### Challenge
Will you output the entries below exactly, skipping every image they contain?

### Exercise data
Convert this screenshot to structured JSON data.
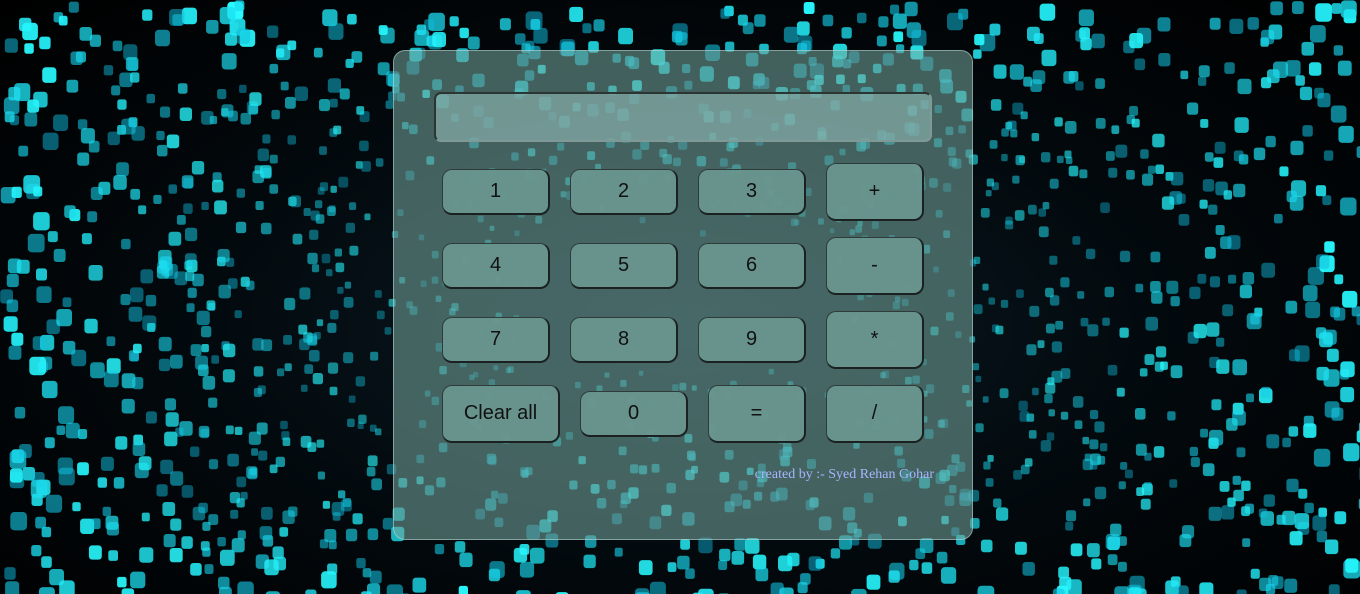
{
  "display": {
    "value": "",
    "placeholder": ""
  },
  "buttons": {
    "row1": [
      "1",
      "2",
      "3",
      "+"
    ],
    "row2": [
      "4",
      "5",
      "6",
      "-"
    ],
    "row3": [
      "7",
      "8",
      "9",
      "*"
    ],
    "row4": [
      "Clear all",
      "0",
      "=",
      "/"
    ]
  },
  "credit": "created by :- Syed Rehan Gohar",
  "colors": {
    "panel": "#78aaa0",
    "button": "#69968e",
    "credit_text": "#a9b6ff",
    "background_glow": "#3fe0ff"
  }
}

### Result of this task
Convert this screenshot to structured JSON data.
{
  "display": {
    "value": "",
    "placeholder": ""
  },
  "buttons": {
    "row1": [
      "1",
      "2",
      "3",
      "+"
    ],
    "row2": [
      "4",
      "5",
      "6",
      "-"
    ],
    "row3": [
      "7",
      "8",
      "9",
      "*"
    ],
    "row4": [
      "Clear all",
      "0",
      "=",
      "/"
    ]
  },
  "credit": "created by :- Syed Rehan Gohar",
  "colors": {
    "panel": "#78aaa0",
    "button": "#69968e",
    "credit_text": "#a9b6ff",
    "background_glow": "#3fe0ff"
  }
}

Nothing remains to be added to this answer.